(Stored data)
———

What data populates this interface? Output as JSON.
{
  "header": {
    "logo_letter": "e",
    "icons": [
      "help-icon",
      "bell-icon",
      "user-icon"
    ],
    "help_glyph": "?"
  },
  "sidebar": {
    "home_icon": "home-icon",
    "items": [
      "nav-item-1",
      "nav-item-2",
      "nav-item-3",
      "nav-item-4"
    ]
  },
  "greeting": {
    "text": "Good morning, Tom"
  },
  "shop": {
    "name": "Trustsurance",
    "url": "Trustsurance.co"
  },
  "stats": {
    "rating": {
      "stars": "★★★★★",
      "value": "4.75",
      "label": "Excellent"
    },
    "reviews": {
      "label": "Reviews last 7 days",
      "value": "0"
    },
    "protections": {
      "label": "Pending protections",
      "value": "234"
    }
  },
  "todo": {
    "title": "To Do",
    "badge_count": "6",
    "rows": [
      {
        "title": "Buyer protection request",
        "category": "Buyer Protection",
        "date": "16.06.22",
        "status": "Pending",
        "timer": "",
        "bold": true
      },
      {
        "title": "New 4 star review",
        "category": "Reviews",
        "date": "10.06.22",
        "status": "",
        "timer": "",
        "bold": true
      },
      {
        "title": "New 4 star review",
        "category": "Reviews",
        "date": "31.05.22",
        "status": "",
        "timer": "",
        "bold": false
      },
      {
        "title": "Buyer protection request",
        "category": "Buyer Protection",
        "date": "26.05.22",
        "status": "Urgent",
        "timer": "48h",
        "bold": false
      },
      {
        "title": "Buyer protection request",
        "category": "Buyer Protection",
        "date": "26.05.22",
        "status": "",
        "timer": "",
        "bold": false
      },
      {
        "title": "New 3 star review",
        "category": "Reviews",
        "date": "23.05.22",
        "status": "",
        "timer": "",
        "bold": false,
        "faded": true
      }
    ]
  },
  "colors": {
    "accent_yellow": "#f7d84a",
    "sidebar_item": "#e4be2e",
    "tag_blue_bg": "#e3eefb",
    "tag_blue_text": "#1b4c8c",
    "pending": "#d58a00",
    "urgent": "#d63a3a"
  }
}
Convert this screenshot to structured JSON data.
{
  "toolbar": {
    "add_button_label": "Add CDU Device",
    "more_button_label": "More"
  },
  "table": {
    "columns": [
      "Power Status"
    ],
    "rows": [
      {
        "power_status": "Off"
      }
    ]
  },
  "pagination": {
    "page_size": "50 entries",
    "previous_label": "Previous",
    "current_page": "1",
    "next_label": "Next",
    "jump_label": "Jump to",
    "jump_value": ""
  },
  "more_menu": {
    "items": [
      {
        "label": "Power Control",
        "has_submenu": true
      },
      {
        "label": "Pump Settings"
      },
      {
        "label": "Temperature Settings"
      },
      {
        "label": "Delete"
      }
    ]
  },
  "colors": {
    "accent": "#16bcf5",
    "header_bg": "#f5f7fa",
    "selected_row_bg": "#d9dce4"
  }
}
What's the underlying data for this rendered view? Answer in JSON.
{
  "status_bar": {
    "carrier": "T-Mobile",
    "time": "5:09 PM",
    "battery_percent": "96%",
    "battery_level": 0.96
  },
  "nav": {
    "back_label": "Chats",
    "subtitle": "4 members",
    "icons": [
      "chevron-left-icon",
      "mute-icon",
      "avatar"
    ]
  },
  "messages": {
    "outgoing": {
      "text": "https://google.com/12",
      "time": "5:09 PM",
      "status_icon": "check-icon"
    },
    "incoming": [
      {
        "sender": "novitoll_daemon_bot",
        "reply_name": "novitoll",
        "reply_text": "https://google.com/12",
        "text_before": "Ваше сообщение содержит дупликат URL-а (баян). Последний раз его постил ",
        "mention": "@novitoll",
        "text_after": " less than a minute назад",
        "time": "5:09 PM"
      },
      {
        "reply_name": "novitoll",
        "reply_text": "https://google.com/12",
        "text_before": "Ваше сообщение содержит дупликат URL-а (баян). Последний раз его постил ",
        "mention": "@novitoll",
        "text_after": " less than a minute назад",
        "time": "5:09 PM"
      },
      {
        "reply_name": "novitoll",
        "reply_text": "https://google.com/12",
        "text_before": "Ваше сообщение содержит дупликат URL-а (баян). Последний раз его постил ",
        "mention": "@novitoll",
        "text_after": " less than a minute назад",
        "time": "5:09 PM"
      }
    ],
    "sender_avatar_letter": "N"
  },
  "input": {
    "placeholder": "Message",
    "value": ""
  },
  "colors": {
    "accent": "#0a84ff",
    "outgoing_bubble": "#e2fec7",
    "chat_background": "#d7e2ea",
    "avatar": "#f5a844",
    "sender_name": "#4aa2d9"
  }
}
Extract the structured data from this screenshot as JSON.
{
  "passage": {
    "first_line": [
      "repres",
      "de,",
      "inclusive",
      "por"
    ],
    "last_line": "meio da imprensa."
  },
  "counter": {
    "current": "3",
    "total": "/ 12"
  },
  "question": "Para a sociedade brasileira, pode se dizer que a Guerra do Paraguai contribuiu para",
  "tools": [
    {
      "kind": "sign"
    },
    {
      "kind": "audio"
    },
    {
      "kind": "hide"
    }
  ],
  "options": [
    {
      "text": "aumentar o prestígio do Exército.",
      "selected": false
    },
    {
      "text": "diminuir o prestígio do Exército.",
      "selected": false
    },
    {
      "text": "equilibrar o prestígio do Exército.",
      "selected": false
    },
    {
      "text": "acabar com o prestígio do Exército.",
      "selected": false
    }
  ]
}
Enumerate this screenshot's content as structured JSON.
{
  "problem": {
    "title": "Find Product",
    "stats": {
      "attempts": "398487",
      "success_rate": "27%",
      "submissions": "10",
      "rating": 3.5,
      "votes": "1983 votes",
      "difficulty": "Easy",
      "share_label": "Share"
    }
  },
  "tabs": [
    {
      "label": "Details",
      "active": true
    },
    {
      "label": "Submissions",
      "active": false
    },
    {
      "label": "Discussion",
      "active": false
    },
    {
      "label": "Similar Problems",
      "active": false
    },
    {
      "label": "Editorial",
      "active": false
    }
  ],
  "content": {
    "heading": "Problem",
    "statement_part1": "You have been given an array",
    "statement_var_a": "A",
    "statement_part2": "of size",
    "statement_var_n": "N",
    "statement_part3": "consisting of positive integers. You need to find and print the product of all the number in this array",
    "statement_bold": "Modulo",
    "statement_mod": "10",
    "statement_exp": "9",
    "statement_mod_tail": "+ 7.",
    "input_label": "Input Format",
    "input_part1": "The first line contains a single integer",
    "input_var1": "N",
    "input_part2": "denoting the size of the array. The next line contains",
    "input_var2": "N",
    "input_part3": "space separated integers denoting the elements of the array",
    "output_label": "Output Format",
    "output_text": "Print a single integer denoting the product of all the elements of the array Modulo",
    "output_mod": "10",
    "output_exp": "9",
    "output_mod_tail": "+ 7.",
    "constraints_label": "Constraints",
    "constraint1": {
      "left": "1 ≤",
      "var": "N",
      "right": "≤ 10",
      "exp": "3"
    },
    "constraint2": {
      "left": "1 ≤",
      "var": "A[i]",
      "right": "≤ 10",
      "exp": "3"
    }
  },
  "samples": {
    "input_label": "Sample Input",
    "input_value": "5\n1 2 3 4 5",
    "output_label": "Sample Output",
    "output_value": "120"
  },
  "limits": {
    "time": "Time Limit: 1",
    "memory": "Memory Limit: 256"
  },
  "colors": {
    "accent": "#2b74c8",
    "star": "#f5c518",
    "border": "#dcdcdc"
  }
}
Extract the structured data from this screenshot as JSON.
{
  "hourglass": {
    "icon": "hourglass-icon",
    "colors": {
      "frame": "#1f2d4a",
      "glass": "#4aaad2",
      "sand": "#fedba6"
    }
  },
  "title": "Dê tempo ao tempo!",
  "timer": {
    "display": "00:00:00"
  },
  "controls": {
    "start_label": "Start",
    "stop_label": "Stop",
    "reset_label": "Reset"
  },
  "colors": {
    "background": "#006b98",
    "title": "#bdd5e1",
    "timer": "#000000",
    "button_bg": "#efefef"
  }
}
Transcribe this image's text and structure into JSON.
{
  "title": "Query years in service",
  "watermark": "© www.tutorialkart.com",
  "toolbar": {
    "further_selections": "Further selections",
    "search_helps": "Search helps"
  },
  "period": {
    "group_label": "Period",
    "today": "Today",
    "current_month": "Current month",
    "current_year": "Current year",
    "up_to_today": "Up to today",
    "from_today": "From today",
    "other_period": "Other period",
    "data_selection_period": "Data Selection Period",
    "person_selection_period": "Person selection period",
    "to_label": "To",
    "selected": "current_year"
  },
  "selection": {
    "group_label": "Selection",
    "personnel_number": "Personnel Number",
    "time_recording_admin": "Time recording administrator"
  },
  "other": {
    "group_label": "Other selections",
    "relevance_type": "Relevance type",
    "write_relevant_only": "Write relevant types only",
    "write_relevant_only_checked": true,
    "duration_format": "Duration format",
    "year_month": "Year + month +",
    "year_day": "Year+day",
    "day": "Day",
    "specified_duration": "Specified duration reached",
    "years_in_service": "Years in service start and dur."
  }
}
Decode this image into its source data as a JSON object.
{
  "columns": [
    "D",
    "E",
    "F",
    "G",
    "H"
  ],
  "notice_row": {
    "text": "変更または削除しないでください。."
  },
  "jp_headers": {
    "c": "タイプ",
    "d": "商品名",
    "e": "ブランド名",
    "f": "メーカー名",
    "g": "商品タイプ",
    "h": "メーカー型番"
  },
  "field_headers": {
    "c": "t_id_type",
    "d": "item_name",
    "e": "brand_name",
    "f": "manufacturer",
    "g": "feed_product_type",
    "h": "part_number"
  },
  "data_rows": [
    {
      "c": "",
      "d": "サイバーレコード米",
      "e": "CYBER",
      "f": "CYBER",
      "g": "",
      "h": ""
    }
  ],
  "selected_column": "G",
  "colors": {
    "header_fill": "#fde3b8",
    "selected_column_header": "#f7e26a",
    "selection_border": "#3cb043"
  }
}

———

■ Task to complete: Write out, word for word, every line from the one containing "Decode this image" through the last line of the records above.

■ Reply to the task:
Decode this image into its source data as a JSON object.
{
  "columns": [
    "D",
    "E",
    "F",
    "G",
    "H"
  ],
  "notice_row": {
    "text": "変更または削除しないでください。."
  },
  "jp_headers": {
    "c": "タイプ",
    "d": "商品名",
    "e": "ブランド名",
    "f": "メーカー名",
    "g": "商品タイプ",
    "h": "メーカー型番"
  },
  "field_headers": {
    "c": "t_id_type",
    "d": "item_name",
    "e": "brand_name",
    "f": "manufacturer",
    "g": "feed_product_type",
    "h": "part_number"
  },
  "data_rows": [
    {
      "c": "",
      "d": "サイバーレコード米",
      "e": "CYBER",
      "f": "CYBER",
      "g": "",
      "h": ""
    }
  ],
  "selected_column": "G",
  "colors": {
    "header_fill": "#fde3b8",
    "selected_column_header": "#f7e26a",
    "selection_border": "#3cb043"
  }
}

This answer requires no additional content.